> _DIRECTIVE A_: Transcribe the passage about a possible Mayweather–McGregor fight, starting with "There's no doubt" and going on through "if he did it.".

> _TEXT EXTRACT_:
START
There's no doubt Rogan is correct in his assertion. You would have the two biggest draws in the history of their respective sports. Add in that Mayweather and McGregor know how to sell a fight, especially a once-in-a-lifetime event, and history would be made. If the fight happens, McGregor has been listed as a 25-1 underdog. It doesn't mean the hard-hitting slugger from Ireland doesn't have a shot at dethroning Mayweather.
“When people want to do things like break someone’s record, and you want to do it so bad that you take on a guy that’s never had a boxing match before, and then that guy starches you [laughs]," Rogan said. "I mean, it’s not likely, but if he did it.
“There’s something about [Conor McGregor]. I’m telling you, there’s something about that dude. He’s got something going on. He’s got a little something extra special but he would need everything to line up.
“Mayweather would have to dismiss him as a threat. He’d have to not train hard enough, he’d have to not seriously consider the possibility that Conor connects on him and knocks him out. And then Conor would have to do some roughhousing. He’d have to hold him in the clinch. He’d have to hold him and hit him. He’d have to try and get off as many shots and bully him around and wear him out. It’s a possibility. He’s a much bigger man. He’s a much bigger man. If you compare the two of them frame-wise, if they ever do do it, and they’re standing right at each other, looking down at each other doing eye-to-eye, you’re gonna go ‘oh, s—t.’ [Conor]’s a big f—k. He can make that 145-pound cut when he’s on death’s door, but Mayweather makes it easy.”
END
Region and label listings
START
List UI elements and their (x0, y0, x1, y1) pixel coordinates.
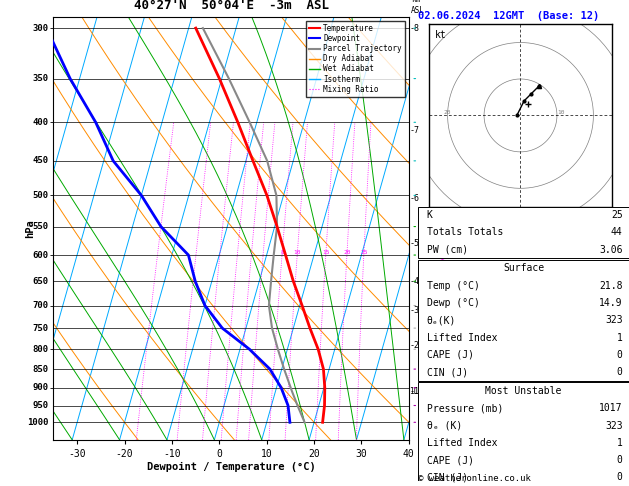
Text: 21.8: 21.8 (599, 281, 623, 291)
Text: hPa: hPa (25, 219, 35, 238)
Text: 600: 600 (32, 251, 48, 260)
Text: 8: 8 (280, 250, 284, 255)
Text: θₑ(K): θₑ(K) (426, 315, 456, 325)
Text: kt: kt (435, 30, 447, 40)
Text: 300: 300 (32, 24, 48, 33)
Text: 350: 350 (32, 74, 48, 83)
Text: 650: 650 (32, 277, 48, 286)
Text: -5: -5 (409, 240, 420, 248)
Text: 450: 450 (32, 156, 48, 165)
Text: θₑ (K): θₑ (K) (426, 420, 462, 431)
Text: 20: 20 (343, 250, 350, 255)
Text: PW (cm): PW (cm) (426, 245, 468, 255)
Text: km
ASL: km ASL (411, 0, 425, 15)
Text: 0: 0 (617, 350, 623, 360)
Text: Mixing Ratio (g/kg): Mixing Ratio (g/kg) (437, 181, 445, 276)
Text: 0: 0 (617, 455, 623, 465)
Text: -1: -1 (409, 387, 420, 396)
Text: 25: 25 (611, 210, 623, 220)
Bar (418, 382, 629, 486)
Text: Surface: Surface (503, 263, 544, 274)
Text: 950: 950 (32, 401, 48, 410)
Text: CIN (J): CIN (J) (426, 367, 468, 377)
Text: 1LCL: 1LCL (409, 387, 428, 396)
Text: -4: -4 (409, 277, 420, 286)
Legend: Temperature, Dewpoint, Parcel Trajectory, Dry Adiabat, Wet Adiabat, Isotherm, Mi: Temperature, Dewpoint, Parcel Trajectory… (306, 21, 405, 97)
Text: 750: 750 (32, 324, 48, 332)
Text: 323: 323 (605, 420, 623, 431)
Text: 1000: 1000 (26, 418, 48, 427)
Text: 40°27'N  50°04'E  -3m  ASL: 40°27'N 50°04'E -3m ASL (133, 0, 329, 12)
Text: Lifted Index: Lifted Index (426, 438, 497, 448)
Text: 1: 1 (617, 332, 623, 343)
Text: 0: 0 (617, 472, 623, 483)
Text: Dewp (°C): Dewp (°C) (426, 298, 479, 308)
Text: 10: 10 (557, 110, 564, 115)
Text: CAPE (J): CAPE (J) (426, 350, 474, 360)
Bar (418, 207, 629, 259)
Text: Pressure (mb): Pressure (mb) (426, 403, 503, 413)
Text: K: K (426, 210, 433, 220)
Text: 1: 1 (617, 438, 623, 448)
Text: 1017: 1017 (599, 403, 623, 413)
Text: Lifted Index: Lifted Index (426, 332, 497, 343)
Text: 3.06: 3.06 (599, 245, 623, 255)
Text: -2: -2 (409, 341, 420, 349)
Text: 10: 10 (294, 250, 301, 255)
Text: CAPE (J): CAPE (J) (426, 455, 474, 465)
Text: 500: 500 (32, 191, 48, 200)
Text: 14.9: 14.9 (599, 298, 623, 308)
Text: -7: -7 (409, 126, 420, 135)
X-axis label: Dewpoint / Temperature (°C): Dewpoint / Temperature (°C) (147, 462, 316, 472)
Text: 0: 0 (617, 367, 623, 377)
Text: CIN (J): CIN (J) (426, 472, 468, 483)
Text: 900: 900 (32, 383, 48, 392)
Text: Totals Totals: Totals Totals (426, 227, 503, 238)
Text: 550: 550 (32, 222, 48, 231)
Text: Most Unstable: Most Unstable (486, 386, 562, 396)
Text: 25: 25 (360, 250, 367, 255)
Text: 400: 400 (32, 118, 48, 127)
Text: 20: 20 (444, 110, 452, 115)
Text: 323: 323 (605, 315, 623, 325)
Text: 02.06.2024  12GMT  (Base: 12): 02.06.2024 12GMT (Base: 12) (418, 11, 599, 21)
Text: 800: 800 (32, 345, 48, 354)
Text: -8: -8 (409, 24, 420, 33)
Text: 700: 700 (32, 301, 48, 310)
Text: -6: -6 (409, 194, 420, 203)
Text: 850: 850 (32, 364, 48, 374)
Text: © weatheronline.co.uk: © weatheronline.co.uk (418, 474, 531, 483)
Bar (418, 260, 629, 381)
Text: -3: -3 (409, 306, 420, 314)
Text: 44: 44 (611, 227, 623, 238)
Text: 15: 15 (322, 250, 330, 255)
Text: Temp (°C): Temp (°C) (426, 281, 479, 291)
END
START
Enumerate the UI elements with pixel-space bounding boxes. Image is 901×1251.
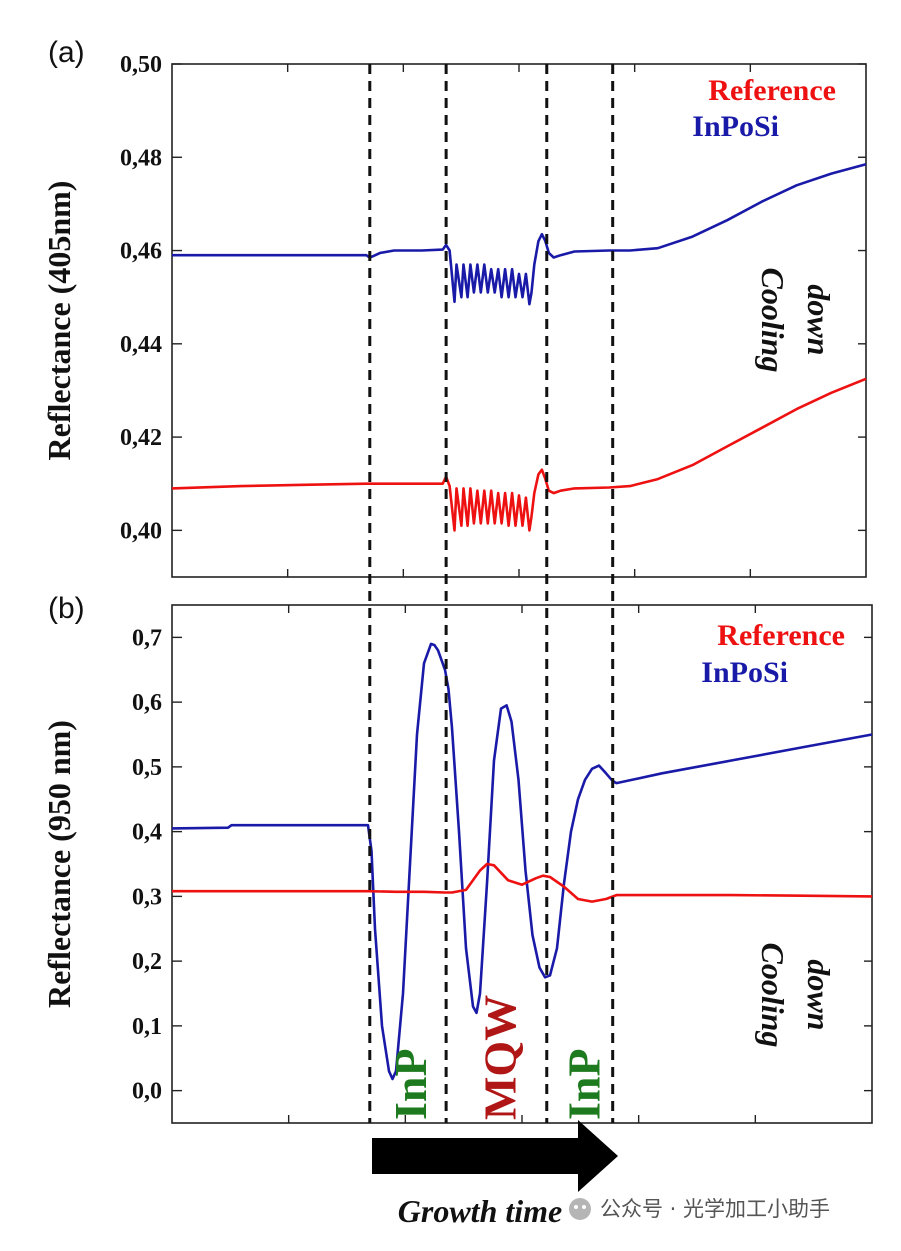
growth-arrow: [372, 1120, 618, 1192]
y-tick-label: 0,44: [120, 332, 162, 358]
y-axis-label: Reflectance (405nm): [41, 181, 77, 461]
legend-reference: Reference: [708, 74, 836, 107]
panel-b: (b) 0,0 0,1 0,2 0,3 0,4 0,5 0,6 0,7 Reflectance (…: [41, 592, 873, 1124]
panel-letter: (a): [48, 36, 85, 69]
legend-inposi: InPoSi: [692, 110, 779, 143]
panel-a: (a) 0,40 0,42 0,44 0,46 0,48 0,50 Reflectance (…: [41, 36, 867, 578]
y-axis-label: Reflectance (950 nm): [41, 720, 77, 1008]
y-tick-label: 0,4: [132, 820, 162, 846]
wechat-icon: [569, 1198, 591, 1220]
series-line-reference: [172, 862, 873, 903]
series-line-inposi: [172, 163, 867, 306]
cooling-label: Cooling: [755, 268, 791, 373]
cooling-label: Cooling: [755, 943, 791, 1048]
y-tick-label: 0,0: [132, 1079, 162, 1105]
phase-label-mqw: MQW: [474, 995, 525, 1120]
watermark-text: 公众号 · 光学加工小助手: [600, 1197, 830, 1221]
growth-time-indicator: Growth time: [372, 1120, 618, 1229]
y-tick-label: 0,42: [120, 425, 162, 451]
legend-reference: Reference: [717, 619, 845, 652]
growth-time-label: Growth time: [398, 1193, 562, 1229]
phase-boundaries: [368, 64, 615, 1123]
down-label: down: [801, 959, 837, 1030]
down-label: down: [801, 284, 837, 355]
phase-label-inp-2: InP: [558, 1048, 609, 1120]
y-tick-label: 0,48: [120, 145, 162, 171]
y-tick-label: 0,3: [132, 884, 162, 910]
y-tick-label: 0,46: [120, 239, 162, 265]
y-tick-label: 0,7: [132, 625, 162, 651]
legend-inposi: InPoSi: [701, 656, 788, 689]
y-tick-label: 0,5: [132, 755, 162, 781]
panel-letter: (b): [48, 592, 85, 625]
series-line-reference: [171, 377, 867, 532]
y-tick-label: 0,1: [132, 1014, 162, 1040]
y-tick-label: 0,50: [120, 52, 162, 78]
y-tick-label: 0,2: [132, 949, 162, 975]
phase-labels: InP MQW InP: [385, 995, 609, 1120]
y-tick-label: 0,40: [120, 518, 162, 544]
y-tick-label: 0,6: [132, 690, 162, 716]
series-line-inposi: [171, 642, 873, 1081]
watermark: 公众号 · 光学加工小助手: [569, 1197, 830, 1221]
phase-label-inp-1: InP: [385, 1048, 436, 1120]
END
> _DIRECTIVE B_: Report how many lines in the records contain the string "phase", counting only case-sensitive matches, and give only the number.

> _CORRECT RESULT A_:
There's no doubt Rogan is correct in his assertion. You would have the two biggest draws in the history of their respective sports. Add in that Mayweather and McGregor know how to sell a fight, especially a once-in-a-lifetime event, and history would be made. If the fight happens, McGregor has been listed as a 25-1 underdog. It doesn't mean the hard-hitting slugger from Ireland doesn't have a shot at dethroning Mayweather.
“When people want to do things like break someone’s record, and you want to do it so bad that you take on a guy that’s never had a boxing match before, and then that guy starches you [laughs]," Rogan said. "I mean, it’s not likely, but if he did it.

> _CORRECT RESULT B_: 5